→ Given data:
— START —

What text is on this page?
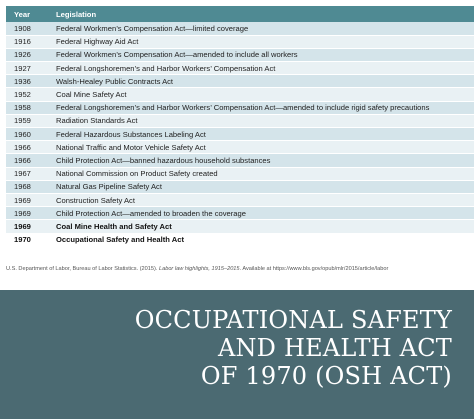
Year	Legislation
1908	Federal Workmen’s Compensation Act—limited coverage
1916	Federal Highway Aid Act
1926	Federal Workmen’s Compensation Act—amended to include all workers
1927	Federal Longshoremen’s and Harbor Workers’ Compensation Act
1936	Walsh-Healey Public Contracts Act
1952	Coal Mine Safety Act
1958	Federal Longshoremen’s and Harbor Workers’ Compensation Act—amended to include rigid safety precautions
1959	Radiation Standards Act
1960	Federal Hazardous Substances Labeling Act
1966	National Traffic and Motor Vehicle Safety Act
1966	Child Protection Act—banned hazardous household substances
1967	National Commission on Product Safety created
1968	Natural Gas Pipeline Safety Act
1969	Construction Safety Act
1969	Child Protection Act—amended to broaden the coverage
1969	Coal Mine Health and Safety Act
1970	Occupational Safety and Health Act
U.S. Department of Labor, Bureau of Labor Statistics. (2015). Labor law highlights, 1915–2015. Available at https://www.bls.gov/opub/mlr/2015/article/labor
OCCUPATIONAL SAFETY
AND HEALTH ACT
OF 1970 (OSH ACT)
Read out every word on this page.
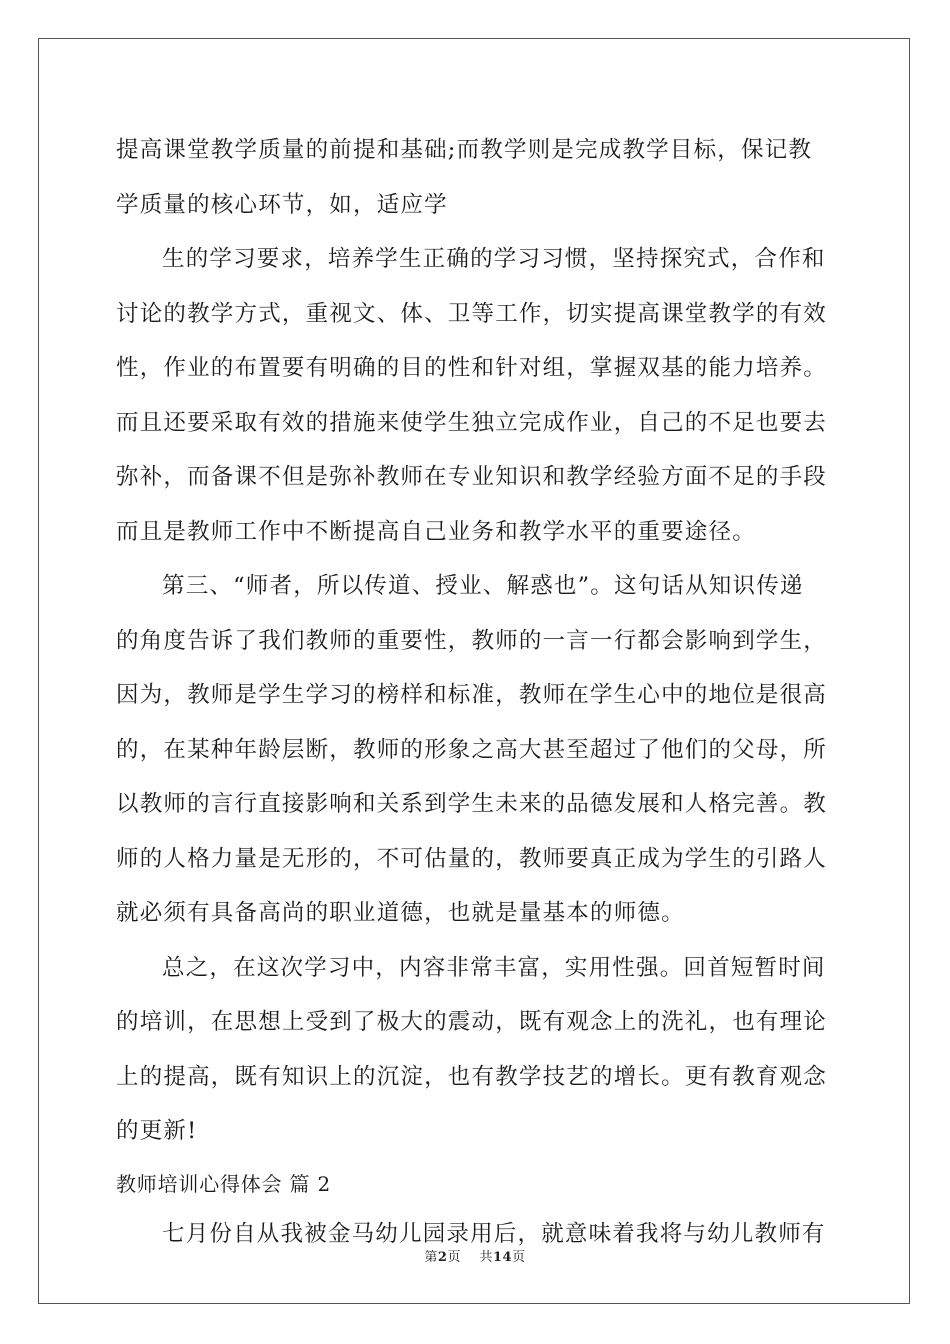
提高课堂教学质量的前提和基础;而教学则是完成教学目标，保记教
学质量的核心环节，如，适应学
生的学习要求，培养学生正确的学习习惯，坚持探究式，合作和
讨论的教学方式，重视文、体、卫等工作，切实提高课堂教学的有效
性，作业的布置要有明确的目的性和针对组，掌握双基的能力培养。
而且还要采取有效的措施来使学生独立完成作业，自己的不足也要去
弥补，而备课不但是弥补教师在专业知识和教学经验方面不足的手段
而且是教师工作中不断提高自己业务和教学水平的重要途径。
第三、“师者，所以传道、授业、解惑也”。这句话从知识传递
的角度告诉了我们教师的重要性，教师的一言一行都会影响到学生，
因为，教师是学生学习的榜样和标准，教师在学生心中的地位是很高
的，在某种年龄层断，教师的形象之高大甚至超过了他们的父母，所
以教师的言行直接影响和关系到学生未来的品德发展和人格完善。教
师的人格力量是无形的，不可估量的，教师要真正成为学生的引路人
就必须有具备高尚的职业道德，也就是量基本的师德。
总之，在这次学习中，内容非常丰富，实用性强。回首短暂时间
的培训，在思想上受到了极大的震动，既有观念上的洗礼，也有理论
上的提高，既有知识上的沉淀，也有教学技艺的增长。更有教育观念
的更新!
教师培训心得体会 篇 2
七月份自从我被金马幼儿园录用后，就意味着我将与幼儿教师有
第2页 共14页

— END —

→ Given problem:
Tally the lines of the listing above that include the word "Harbor". Answer with the number alone.

→ Answer to the exercise:
2